*Exercise instructions:*
In the data below, find every line that has the string "arcsec", and copy it.

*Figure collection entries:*
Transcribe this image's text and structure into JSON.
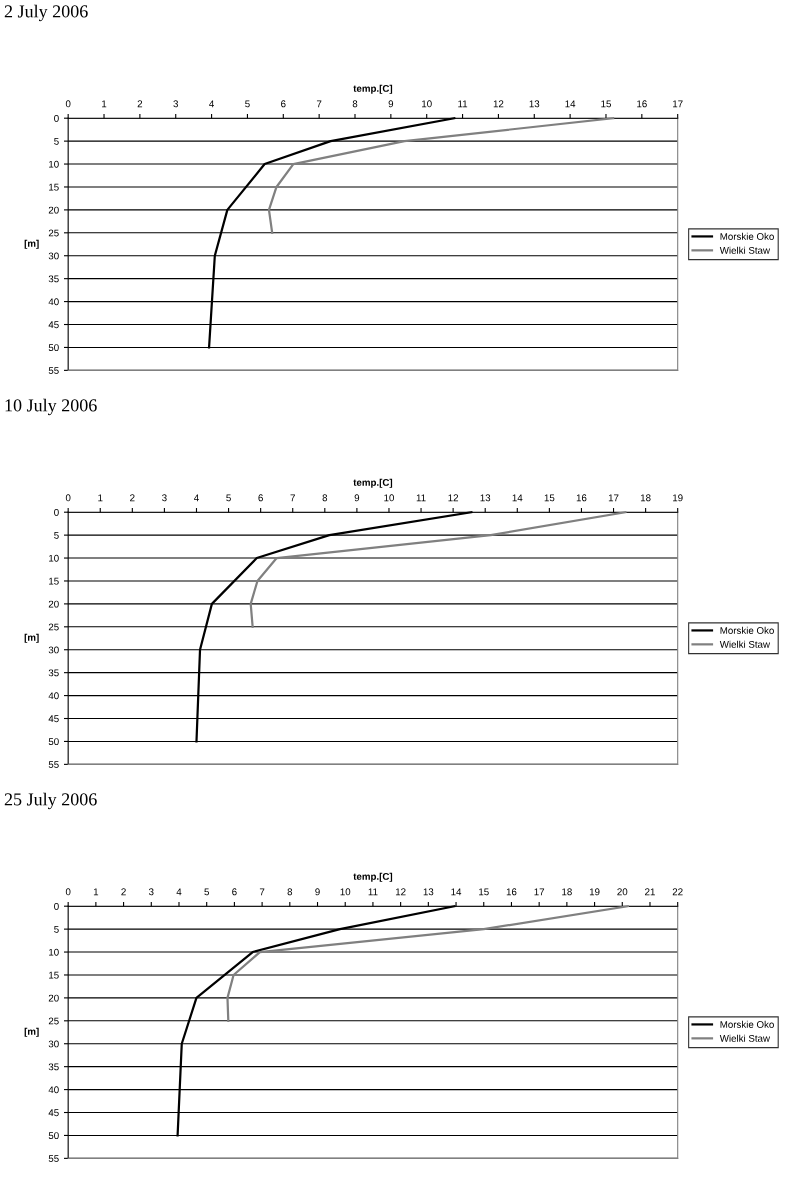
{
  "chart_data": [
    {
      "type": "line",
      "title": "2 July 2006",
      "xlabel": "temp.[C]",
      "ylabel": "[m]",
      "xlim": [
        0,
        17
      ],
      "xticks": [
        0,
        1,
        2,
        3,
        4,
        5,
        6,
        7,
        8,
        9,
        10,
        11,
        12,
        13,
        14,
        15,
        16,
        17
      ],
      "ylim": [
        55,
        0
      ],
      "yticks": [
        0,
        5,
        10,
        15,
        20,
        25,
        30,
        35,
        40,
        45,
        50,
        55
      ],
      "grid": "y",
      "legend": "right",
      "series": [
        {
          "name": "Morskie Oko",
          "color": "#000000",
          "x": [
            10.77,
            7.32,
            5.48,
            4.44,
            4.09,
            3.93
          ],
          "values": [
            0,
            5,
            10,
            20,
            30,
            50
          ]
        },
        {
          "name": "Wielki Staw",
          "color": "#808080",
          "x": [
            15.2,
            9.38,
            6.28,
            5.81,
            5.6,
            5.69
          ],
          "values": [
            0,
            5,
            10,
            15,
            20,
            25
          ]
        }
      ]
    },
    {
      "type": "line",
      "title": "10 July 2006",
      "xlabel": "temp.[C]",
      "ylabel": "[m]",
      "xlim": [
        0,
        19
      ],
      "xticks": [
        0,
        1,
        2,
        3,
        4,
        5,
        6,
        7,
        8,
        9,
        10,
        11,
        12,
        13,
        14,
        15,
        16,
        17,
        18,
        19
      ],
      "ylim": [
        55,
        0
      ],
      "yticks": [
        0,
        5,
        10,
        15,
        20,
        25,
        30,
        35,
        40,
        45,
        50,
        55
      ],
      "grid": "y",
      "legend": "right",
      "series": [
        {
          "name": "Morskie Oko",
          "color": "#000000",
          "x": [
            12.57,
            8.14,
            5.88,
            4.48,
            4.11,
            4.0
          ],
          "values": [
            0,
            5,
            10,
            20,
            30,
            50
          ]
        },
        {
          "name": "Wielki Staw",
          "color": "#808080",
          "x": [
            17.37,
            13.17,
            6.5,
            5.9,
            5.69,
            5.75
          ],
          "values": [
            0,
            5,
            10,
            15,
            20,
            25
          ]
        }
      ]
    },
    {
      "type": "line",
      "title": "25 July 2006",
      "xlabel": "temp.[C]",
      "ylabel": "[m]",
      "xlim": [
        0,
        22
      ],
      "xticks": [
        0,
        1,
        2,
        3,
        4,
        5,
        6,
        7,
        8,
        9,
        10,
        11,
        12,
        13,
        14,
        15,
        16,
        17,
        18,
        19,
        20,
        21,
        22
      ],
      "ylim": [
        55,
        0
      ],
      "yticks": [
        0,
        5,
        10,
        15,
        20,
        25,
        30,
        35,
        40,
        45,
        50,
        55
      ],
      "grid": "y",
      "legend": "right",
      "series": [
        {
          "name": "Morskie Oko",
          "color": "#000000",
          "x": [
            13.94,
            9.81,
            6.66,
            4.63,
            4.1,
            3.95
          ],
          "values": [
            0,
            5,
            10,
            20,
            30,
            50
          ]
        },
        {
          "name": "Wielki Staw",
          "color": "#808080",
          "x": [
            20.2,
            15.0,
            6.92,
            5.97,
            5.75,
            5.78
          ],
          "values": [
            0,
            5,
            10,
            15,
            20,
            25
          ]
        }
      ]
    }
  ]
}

...

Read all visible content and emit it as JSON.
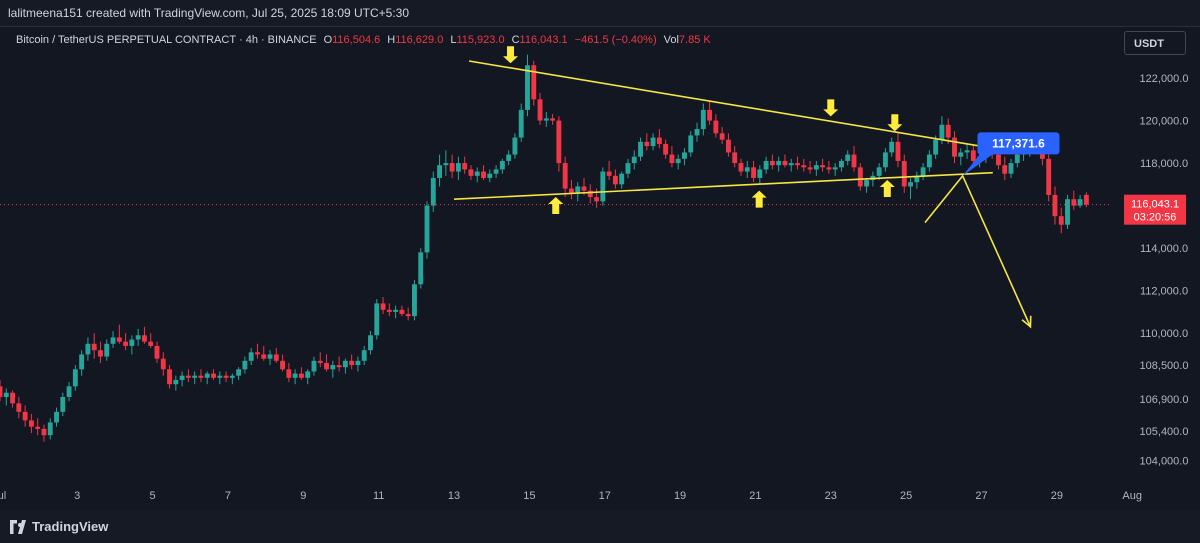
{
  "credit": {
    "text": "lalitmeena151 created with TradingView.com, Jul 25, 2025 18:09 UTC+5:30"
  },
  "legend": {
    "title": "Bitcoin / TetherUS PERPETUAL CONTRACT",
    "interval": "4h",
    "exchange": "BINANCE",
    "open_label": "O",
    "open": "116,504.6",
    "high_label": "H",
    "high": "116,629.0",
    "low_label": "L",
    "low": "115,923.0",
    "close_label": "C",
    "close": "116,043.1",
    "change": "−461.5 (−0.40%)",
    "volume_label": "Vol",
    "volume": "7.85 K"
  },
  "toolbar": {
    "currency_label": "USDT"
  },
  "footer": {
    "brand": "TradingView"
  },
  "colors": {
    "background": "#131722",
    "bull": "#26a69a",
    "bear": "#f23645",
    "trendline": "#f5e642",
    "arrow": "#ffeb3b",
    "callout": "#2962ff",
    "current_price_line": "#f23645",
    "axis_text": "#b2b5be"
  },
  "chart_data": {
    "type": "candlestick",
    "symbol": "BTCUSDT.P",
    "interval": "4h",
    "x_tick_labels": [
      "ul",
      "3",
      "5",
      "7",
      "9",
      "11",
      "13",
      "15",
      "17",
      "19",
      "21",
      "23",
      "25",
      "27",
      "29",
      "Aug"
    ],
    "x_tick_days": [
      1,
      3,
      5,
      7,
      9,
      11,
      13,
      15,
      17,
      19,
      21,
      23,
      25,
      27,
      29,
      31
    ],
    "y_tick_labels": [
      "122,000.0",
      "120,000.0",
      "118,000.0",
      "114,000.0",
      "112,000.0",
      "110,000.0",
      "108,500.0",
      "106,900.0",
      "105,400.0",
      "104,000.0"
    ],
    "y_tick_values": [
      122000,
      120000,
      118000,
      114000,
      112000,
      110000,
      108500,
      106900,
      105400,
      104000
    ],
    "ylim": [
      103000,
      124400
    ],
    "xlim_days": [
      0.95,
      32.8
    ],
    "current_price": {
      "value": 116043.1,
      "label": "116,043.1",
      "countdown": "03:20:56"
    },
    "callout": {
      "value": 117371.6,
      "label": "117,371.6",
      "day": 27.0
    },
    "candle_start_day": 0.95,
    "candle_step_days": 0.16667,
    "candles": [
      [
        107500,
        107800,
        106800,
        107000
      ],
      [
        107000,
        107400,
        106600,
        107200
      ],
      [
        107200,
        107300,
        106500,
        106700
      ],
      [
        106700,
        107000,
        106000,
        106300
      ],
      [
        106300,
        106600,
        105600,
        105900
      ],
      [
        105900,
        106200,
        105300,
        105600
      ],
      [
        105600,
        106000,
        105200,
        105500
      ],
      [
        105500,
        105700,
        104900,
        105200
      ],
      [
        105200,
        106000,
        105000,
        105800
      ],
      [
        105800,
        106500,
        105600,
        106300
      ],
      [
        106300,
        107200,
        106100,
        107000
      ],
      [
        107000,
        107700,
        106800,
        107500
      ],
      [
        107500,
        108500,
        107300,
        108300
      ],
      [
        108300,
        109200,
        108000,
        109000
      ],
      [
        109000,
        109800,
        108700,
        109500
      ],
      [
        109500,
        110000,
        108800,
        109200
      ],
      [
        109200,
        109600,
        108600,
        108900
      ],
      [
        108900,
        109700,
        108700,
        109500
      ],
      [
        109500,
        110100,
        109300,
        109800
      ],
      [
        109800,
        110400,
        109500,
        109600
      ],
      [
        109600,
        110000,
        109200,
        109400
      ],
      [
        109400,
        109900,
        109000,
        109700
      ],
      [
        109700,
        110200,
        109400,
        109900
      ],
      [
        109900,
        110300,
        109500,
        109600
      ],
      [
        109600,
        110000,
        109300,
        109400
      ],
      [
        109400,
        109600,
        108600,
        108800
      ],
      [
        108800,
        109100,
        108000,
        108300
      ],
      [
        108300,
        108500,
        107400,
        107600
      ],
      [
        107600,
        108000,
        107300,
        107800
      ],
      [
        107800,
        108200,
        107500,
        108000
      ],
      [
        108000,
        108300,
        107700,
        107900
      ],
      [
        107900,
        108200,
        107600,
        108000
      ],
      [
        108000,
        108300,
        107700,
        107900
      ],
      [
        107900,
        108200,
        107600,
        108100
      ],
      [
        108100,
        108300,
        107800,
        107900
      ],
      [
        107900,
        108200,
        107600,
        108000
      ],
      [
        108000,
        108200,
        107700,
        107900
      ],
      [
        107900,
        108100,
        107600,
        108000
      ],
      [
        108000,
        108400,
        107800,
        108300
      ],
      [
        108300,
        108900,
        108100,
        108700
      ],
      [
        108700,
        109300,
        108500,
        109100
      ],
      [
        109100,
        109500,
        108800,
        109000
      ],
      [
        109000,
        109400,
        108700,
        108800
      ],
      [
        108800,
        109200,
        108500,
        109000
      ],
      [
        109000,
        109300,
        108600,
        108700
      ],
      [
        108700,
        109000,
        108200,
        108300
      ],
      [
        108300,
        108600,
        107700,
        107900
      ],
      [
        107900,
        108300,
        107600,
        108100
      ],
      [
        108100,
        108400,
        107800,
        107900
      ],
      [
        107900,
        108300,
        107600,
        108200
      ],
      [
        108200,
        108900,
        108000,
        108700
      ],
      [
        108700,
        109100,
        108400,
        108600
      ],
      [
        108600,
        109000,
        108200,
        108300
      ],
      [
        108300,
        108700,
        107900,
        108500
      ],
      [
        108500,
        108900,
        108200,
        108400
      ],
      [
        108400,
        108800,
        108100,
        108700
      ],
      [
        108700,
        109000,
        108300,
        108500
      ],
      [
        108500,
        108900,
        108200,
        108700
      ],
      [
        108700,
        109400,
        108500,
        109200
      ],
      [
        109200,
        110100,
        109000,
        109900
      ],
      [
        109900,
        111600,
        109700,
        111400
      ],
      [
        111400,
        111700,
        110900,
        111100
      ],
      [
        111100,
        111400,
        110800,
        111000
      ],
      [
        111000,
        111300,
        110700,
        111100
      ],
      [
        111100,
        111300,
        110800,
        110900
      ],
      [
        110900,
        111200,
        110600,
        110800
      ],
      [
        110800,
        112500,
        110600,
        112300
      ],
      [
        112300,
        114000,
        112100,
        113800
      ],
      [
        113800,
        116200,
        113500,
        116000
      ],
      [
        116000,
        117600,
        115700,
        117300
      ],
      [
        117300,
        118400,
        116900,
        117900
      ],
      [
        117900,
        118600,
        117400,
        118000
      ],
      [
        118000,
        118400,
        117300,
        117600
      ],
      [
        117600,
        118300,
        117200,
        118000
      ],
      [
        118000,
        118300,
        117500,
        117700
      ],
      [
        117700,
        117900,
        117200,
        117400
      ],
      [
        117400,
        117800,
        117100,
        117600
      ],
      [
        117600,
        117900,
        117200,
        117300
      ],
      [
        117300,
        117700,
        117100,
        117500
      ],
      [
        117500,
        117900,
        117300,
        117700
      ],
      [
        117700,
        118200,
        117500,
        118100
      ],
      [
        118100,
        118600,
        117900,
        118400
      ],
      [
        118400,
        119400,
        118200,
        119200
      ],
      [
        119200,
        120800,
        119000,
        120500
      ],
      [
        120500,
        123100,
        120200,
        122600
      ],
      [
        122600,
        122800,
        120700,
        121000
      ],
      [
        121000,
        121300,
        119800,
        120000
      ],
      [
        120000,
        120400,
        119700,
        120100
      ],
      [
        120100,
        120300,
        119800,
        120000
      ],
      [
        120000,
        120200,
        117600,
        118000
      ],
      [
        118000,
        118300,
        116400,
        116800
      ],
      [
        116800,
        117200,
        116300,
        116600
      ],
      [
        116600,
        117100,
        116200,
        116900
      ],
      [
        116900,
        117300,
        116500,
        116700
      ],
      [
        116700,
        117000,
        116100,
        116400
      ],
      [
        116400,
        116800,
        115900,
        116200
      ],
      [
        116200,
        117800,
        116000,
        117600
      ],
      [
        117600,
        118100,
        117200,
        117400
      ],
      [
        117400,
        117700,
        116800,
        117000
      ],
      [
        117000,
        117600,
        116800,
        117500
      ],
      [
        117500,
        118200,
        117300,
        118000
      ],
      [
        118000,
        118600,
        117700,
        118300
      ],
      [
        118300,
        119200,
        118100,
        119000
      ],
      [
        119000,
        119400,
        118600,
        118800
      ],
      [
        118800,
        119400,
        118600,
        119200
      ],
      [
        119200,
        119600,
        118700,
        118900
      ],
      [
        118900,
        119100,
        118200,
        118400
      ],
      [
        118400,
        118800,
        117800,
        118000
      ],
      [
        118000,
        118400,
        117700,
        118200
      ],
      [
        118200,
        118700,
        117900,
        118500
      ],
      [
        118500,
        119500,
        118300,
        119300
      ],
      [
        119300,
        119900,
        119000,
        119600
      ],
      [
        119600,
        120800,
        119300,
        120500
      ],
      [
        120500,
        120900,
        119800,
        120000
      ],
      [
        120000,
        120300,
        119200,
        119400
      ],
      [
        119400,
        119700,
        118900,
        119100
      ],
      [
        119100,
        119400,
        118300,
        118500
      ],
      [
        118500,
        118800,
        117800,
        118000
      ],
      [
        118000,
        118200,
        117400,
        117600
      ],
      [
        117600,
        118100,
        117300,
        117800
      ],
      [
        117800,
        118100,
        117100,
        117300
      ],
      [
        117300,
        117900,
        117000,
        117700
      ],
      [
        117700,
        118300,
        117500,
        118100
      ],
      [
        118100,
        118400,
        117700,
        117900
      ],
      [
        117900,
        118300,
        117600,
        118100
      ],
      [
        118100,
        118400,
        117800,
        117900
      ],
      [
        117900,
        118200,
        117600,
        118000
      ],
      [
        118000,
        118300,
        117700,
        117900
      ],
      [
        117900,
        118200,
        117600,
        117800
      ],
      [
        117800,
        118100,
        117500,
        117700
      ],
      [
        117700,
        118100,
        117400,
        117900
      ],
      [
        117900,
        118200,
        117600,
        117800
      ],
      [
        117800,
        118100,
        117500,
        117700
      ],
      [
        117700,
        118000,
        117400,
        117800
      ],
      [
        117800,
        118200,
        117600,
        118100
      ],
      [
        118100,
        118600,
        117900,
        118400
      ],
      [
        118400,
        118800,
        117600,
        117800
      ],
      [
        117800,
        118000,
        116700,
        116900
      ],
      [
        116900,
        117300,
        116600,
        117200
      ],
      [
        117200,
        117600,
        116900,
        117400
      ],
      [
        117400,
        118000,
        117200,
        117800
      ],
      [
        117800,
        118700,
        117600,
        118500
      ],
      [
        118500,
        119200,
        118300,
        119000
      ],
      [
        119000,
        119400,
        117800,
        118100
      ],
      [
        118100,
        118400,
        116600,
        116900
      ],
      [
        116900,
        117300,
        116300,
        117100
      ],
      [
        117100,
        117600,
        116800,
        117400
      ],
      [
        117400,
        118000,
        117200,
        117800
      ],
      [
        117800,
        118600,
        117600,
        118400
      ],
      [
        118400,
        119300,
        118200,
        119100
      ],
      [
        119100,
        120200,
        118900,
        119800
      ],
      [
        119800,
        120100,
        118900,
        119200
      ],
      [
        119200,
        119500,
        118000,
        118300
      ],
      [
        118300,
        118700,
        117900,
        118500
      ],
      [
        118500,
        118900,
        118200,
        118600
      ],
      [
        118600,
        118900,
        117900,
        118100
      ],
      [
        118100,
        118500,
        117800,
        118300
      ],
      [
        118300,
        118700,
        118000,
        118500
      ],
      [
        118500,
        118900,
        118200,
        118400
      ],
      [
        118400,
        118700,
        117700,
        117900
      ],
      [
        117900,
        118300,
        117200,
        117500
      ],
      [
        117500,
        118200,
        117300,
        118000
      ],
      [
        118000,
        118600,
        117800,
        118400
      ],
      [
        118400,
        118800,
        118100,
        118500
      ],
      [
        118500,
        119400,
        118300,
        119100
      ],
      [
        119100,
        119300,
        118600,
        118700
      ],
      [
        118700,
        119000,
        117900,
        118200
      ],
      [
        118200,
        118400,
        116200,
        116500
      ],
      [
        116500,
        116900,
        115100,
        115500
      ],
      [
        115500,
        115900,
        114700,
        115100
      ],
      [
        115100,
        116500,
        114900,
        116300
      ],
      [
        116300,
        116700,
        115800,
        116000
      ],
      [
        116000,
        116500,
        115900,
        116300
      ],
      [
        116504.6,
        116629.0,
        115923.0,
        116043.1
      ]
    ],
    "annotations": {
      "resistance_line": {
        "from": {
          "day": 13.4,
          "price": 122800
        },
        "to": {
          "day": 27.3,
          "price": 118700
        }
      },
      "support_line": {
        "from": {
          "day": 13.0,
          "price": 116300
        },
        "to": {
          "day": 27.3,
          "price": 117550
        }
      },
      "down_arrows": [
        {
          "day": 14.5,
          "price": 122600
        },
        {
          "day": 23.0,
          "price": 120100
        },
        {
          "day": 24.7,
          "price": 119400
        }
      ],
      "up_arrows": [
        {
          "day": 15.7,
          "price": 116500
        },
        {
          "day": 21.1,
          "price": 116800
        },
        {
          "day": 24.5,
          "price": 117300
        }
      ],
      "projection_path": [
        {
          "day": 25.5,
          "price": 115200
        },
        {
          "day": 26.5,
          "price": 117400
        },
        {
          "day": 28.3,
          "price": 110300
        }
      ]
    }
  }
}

...

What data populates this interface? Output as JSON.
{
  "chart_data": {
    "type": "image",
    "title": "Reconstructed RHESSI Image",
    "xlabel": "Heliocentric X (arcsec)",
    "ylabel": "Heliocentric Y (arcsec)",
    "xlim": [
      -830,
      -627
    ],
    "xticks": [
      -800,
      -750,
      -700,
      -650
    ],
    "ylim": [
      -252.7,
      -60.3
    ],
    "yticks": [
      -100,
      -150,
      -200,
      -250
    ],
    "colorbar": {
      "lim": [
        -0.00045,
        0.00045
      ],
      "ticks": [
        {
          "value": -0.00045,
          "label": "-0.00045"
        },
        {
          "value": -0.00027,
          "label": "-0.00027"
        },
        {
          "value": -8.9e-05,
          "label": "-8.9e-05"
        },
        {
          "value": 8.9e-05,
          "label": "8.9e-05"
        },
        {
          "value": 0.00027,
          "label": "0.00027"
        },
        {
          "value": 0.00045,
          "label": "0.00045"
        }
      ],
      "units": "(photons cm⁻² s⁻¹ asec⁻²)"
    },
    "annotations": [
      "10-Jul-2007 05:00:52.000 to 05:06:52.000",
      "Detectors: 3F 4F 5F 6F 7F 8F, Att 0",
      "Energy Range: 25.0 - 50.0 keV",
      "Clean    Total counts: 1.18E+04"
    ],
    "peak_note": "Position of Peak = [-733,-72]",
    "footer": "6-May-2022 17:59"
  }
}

*Correct answer:*
    "xlabel": "Heliocentric X (arcsec)",
    "ylabel": "Heliocentric Y (arcsec)",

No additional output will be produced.